• Stated goal
Convert each line of the records below into a JSON list of strings, one string per line, omitting any blank lines.

## Start Input for this task

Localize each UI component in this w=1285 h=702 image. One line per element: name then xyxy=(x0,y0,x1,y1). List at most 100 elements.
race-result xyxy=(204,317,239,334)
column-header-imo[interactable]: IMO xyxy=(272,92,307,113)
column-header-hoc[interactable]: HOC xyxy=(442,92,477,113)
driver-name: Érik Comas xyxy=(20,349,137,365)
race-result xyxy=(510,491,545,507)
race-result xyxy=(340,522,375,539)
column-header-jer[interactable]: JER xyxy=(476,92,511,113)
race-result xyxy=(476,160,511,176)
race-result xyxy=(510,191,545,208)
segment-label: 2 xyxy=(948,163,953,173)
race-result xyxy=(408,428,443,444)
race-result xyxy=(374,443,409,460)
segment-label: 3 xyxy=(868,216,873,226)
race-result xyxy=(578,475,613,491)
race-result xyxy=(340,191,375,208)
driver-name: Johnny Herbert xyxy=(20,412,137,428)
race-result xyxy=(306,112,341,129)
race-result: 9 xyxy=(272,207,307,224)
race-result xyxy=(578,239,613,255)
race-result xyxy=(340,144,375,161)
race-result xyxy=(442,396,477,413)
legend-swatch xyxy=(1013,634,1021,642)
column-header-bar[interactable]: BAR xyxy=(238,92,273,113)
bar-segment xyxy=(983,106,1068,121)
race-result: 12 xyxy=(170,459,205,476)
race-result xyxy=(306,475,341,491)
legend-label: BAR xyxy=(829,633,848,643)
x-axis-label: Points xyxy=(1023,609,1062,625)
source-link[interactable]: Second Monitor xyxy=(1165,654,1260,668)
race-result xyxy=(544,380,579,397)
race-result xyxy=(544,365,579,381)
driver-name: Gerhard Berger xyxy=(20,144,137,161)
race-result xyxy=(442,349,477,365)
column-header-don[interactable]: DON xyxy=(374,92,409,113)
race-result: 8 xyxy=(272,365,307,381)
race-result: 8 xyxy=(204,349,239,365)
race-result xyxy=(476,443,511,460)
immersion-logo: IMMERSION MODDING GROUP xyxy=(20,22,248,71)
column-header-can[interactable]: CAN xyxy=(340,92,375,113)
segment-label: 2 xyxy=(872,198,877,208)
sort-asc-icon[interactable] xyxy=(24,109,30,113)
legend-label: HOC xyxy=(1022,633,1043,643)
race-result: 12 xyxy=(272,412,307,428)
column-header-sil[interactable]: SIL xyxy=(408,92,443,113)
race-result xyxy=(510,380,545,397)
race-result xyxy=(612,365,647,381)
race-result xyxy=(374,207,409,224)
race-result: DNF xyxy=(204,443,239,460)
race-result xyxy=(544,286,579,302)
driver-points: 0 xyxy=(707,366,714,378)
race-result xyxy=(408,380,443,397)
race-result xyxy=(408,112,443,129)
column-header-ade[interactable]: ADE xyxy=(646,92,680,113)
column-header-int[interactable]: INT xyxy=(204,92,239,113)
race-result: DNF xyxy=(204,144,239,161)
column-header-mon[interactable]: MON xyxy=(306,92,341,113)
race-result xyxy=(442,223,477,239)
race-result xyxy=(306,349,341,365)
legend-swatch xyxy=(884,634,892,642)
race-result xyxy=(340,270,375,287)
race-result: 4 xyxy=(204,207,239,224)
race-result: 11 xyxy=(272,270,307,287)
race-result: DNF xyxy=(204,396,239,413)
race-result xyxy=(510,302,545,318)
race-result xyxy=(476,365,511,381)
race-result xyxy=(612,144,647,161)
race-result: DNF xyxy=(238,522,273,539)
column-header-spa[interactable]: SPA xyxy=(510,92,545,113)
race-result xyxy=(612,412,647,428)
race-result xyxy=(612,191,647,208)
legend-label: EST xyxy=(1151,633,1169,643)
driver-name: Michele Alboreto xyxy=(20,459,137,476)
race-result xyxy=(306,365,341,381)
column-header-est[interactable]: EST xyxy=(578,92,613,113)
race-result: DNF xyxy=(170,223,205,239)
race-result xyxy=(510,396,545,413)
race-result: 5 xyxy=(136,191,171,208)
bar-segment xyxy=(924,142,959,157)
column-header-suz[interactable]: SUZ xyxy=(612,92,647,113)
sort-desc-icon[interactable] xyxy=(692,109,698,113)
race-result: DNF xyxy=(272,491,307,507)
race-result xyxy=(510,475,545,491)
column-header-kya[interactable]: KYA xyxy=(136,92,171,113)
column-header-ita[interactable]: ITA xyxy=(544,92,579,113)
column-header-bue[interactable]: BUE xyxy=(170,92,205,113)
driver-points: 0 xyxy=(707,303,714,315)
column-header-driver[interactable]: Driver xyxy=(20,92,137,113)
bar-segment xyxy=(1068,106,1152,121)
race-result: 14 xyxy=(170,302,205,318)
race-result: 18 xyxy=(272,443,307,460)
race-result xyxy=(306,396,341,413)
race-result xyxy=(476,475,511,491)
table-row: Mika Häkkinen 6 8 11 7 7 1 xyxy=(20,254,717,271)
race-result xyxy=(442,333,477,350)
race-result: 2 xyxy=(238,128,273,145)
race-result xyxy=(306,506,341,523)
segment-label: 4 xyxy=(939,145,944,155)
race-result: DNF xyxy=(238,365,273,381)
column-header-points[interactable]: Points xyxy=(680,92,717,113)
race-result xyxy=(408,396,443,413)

## End Input for this task

• Full output
[
  "Localize each UI component in this w=1285 h=702 image. One line per element: name then xyxy=(x0,y0,x1,y1). List at most 100 elements.",
  "race-result xyxy=(204,317,239,334)",
  "column-header-imo[interactable]: IMO xyxy=(272,92,307,113)",
  "column-header-hoc[interactable]: HOC xyxy=(442,92,477,113)",
  "driver-name: Érik Comas xyxy=(20,349,137,365)",
  "race-result xyxy=(510,491,545,507)",
  "race-result xyxy=(340,522,375,539)",
  "column-header-jer[interactable]: JER xyxy=(476,92,511,113)",
  "race-result xyxy=(476,160,511,176)",
  "race-result xyxy=(510,191,545,208)",
  "segment-label: 2 xyxy=(948,163,953,173)",
  "race-result xyxy=(408,428,443,444)",
  "race-result xyxy=(374,443,409,460)",
  "segment-label: 3 xyxy=(868,216,873,226)",
  "race-result xyxy=(578,475,613,491)",
  "race-result xyxy=(340,191,375,208)",
  "driver-name: Johnny Herbert xyxy=(20,412,137,428)",
  "race-result xyxy=(306,112,341,129)",
  "race-result: 9 xyxy=(272,207,307,224)",
  "race-result xyxy=(578,239,613,255)",
  "race-result xyxy=(340,144,375,161)",
  "race-result xyxy=(442,396,477,413)",
  "legend-swatch xyxy=(1013,634,1021,642)",
  "column-header-bar[interactable]: BAR xyxy=(238,92,273,113)",
  "bar-segment xyxy=(983,106,1068,121)",
  "race-result: 12 xyxy=(170,459,205,476)",
  "race-result xyxy=(306,475,341,491)",
  "legend-label: BAR xyxy=(829,633,848,643)",
  "x-axis-label: Points xyxy=(1023,609,1062,625)",
  "source-link[interactable]: Second Monitor xyxy=(1165,654,1260,668)",
  "race-result xyxy=(544,380,579,397)",
  "race-result xyxy=(544,365,579,381)",
  "driver-name: Gerhard Berger xyxy=(20,144,137,161)",
  "race-result xyxy=(442,349,477,365)",
  "column-header-don[interactable]: DON xyxy=(374,92,409,113)",
  "race-result: 8 xyxy=(272,365,307,381)",
  "race-result: 8 xyxy=(204,349,239,365)",
  "race-result xyxy=(476,443,511,460)",
  "immersion-logo: IMMERSION MODDING GROUP xyxy=(20,22,248,71)",
  "column-header-can[interactable]: CAN xyxy=(340,92,375,113)",
  "segment-label: 2 xyxy=(872,198,877,208)",
  "sort-asc-icon[interactable] xyxy=(24,109,30,113)",
  "legend-label: HOC xyxy=(1022,633,1043,643)",
  "race-result: 12 xyxy=(272,412,307,428)",
  "column-header-sil[interactable]: SIL xyxy=(408,92,443,113)",
  "race-result xyxy=(510,380,545,397)",
  "race-result xyxy=(612,365,647,381)",
  "race-result xyxy=(374,207,409,224)",
  "race-result: DNF xyxy=(204,443,239,460)",
  "race-result xyxy=(544,286,579,302)",
  "driver-points: 0 xyxy=(707,366,714,378)",
  "race-result xyxy=(408,380,443,397)",
  "race-result xyxy=(408,112,443,129)",
  "column-header-ade[interactable]: ADE xyxy=(646,92,680,113)",
  "column-header-int[interactable]: INT xyxy=(204,92,239,113)",
  "race-result: DNF xyxy=(204,144,239,161)",
  "column-header-mon[interactable]: MON xyxy=(306,92,341,113)",
  "race-result xyxy=(442,223,477,239)",
  "race-result xyxy=(306,349,341,365)",
  "legend-swatch xyxy=(884,634,892,642)",
  "race-result xyxy=(340,270,375,287)",
  "race-result: 4 xyxy=(204,207,239,224)",
  "race-result: 11 xyxy=(272,270,307,287)",
  "race-result: DNF xyxy=(204,396,239,413)",
  "race-result xyxy=(510,302,545,318)",
  "race-result xyxy=(476,365,511,381)",
  "race-result xyxy=(612,144,647,161)",
  "race-result: DNF xyxy=(238,522,273,539)",
  "column-header-spa[interactable]: SPA xyxy=(510,92,545,113)",
  "race-result xyxy=(612,412,647,428)",
  "race-result xyxy=(612,191,647,208)",
  "legend-label: EST xyxy=(1151,633,1169,643)",
  "driver-name: Michele Alboreto xyxy=(20,459,137,476)",
  "race-result xyxy=(306,365,341,381)",
  "column-header-est[interactable]: EST xyxy=(578,92,613,113)",
  "race-result: DNF xyxy=(170,223,205,239)",
  "race-result xyxy=(510,396,545,413)",
  "race-result: 5 xyxy=(136,191,171,208)",
  "bar-segment xyxy=(924,142,959,157)",
  "column-header-suz[interactable]: SUZ xyxy=(612,92,647,113)",
  "sort-desc-icon[interactable] xyxy=(692,109,698,113)",
  "race-result: DNF xyxy=(272,491,307,507)",
  "race-result xyxy=(510,475,545,491)",
  "column-header-kya[interactable]: KYA xyxy=(136,92,171,113)",
  "column-header-ita[interactable]: ITA xyxy=(544,92,579,113)",
  "column-header-bue[interactable]: BUE xyxy=(170,92,205,113)",
  "driver-points: 0 xyxy=(707,303,714,315)",
  "column-header-driver[interactable]: Driver xyxy=(20,92,137,113)",
  "bar-segment xyxy=(1068,106,1152,121)",
  "race-result: 14 xyxy=(170,302,205,318)",
  "race-result: 18 xyxy=(272,443,307,460)",
  "race-result xyxy=(306,396,341,413)",
  "race-result xyxy=(476,475,511,491)",
  "table-row: Mika Häkkinen 6 8 11 7 7 1 xyxy=(20,254,717,271)",
  "race-result xyxy=(442,333,477,350)",
  "race-result: 2 xyxy=(238,128,273,145)",
  "race-result xyxy=(306,506,341,523)",
  "segment-label: 4 xyxy=(939,145,944,155)",
  "race-result: DNF xyxy=(238,365,273,381)",
  "column-header-points[interactable]: Points xyxy=(680,92,717,113)",
  "race-result xyxy=(408,396,443,413)"
]